## 给定文本
┌────────
作者简介:陈彦君(1986- ),女,广西南宁人,中山大学马克思主义哲学与中国现代化研究所博士研究生,主要研究方向为马克思主义哲学与中国现代化(广州 510275)。
新中国成立之初,面对农村人口多、传统技术落后、工业基础薄弱的现实国情,中国在领导全国人民实行土地改革、推动农业合作化的同时,提出改革农具和发展农业机械化的方案。因此,我国的农业机械化道路是一条与农业合作化协同演进的道路,“在农业集体化的基础上实现农业机械化,用革命化领导机械化,依靠群众,自力更生,农业和工业同时并举,既搞机械化也搞半机械化。坚持农业机械制造以地方为主,农业机械产品以中小型为主,农业机械购买以集体经济为主。适应农业‘八字宪法’和高产稳产要求,促进农林牧副渔全面发展,建设社会主义现代化的大农业”。[1]906可见,我国的农业机械化不止于农业科学技术的发明推广和应用,其中还贯穿着道路选择和阶级斗争,关乎农业发展的道路问题,是农业社会主义改造的重要环节。
└────────
## 所给记录
┌────────
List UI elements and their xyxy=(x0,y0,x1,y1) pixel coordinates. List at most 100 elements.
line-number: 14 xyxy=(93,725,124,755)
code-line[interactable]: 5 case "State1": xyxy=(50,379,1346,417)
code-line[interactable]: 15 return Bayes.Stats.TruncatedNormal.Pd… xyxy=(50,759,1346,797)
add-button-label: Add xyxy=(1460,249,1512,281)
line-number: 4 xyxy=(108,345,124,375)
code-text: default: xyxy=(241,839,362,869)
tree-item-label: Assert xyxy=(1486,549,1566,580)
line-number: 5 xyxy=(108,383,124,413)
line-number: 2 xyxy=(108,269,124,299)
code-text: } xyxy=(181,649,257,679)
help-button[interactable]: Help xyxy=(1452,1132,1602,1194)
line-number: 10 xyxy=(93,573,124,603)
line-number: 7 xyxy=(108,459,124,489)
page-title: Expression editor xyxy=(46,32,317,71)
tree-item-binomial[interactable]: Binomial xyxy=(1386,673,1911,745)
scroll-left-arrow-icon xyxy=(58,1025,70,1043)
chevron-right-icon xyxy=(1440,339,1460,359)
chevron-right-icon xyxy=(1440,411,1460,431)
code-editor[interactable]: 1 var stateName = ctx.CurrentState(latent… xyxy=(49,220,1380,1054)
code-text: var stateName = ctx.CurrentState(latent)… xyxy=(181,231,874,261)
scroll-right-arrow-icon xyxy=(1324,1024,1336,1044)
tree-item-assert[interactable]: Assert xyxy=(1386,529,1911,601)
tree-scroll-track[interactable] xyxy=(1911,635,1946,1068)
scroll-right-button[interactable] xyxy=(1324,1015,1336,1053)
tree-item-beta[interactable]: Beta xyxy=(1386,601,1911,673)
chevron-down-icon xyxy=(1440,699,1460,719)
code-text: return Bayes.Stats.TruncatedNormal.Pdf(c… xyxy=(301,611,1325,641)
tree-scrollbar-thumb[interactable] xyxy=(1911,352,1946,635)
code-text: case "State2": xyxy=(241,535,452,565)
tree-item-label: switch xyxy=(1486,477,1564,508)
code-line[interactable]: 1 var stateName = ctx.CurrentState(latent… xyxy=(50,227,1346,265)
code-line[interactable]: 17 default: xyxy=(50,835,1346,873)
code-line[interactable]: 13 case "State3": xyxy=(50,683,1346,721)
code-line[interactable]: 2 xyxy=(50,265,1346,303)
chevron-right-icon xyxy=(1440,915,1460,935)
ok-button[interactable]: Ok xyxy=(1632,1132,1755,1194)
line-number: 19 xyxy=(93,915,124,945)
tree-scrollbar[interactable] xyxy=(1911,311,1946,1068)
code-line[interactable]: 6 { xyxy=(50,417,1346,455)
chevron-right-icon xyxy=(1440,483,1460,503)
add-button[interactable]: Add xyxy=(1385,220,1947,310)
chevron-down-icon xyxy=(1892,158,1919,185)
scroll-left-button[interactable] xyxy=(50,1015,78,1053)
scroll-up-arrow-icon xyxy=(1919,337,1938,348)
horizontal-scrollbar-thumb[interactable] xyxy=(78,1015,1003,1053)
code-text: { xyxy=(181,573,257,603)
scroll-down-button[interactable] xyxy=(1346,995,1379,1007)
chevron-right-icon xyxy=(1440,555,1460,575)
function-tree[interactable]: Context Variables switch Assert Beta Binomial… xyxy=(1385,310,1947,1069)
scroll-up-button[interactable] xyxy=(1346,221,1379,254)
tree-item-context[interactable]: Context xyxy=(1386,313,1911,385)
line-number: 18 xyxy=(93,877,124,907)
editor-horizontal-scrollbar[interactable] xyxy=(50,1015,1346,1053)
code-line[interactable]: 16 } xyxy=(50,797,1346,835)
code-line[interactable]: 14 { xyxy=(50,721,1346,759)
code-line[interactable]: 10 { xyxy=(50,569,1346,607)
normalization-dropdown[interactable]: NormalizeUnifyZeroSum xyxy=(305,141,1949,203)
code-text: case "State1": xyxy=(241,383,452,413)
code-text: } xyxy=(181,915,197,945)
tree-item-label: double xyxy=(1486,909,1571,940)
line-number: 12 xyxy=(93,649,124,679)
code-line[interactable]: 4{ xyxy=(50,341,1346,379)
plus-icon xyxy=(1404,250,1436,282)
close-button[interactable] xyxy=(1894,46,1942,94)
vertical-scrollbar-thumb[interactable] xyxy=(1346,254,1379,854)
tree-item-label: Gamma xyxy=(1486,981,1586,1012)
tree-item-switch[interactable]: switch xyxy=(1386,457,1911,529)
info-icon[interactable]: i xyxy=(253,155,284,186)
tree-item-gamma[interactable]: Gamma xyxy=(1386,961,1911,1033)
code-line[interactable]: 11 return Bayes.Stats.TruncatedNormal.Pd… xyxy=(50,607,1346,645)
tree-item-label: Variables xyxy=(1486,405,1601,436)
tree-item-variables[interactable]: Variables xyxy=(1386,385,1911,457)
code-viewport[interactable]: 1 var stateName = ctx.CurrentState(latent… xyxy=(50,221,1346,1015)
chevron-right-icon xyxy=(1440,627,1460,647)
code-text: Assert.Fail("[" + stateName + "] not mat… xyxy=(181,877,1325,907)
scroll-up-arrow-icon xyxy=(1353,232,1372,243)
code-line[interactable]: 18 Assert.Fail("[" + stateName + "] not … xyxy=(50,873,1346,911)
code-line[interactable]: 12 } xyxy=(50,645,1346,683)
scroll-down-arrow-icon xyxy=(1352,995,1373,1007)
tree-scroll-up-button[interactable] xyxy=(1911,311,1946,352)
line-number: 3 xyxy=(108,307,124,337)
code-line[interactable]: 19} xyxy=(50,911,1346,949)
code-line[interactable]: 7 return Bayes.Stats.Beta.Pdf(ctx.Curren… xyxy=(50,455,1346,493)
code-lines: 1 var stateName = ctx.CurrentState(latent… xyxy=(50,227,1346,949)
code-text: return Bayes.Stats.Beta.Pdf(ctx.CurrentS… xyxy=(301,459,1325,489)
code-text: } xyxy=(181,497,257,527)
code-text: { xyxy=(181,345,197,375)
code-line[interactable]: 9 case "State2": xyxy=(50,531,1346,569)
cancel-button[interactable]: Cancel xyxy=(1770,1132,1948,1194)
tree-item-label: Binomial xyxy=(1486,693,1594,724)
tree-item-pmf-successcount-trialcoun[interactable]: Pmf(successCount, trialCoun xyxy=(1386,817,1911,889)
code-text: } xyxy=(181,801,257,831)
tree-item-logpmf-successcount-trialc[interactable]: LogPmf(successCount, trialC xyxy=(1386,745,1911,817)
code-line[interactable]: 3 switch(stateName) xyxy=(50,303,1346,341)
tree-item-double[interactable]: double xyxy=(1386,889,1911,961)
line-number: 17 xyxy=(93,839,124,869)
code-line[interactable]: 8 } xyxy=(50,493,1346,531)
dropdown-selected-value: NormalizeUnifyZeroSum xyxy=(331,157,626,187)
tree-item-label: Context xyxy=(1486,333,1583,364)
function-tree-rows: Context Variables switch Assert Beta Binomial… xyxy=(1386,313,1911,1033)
└────────
## 任务要求
请根据给定文本，说明文中为什么说我国的农业机械化道路是“一条与农业合作化协同演进的道路”。

## 参考答案
新中国成立之初，中国面对农村人口多、传统技术落后、工业基础薄弱的国情。因此，中国在领导全国人民实行土地改革、推动农业合作化的同时，提出了改革农具和发展农业机械化的方案。